> [Goal] Scan the data for "frac" and copy the lines it appears in.

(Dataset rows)
· · · · ·
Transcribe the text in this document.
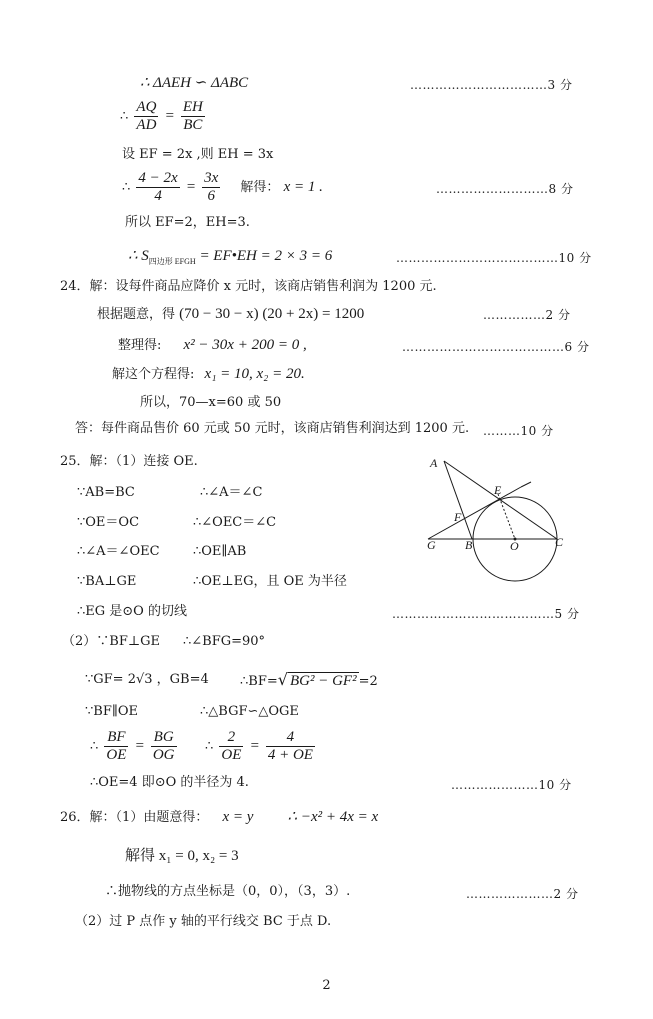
∴ ΔAEH ∽ ΔABC	……………………………3 分
∴ $\frac{AQ}{AD} = \frac{EH}{BC}$
设 EF = 2x ,则 EH = 3x
∴ $\frac{4 - 2x}{4} = \frac{3x}{6}$ 解得： x = 1 .	………………………8 分
所以 EF=2，EH=3.
∴ $S_{四边形 EFGH}$ = EF•EH = 2 × 3 = 6	…………………………………10 分
24．解：设每件商品应降价 x 元时，该商店销售利润为 1200 元.
根据题意，得 (70 − 30 − x) (20 + 2x) = 1200	……………2 分
整理得: x² − 30x + 200 = 0 ,	…………………………………6 分
解这个方程得: x₁ = 10, x₂ = 20.
所以，70—x=60 或 50
答：每件商品售价 60 元或 50 元时，该商店销售利润达到 1200 元. ………10 分
25．解：（1）连接 OE.
∵AB=BC	∴∠A＝∠C
∵OE＝OC	∴∠OEC＝∠C
∴∠A＝∠OEC	∴OE∥AB
∵BA⊥GE	∴OE⊥EG，且 OE 为半径
∴EG 是⊙O 的切线	…………………………………5 分
（2）∵BF⊥GE ∴∠BFG=90°
∵GF= 2√3 ，GB=4 ∴BF=√ BG² − GF² =2
∵BF∥OE	∴△BGF∽△OGE
∴ $\frac{BF}{OE} = \frac{BG}{OG}$ ∴ $\frac{2}{OE} = \frac{4}{4 + OE}$
∴OE=4 即⊙O 的半径为 4.	…………………10 分
A
E
F
G B	O	C
26．解：（1）由题意得： x = y ∴ −x² + 4x = x
解得 x₁ = 0, x₂ = 3
∴抛物线的方点坐标是（0，0），（3，3）.	…………………2 分
（2）过 P 点作 y 轴的平行线交 BC 于点 D.
2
· · · · ·
> [Task solution]
∴ $\frac{AQ}{AD} = \frac{EH}{BC}$
∴ $\frac{4 - 2x}{4} = \frac{3x}{6}$ 解得： x = 1 .	………………………8 分
∴ $\frac{BF}{OE} = \frac{BG}{OG}$ ∴ $\frac{2}{OE} = \frac{4}{4 + OE}$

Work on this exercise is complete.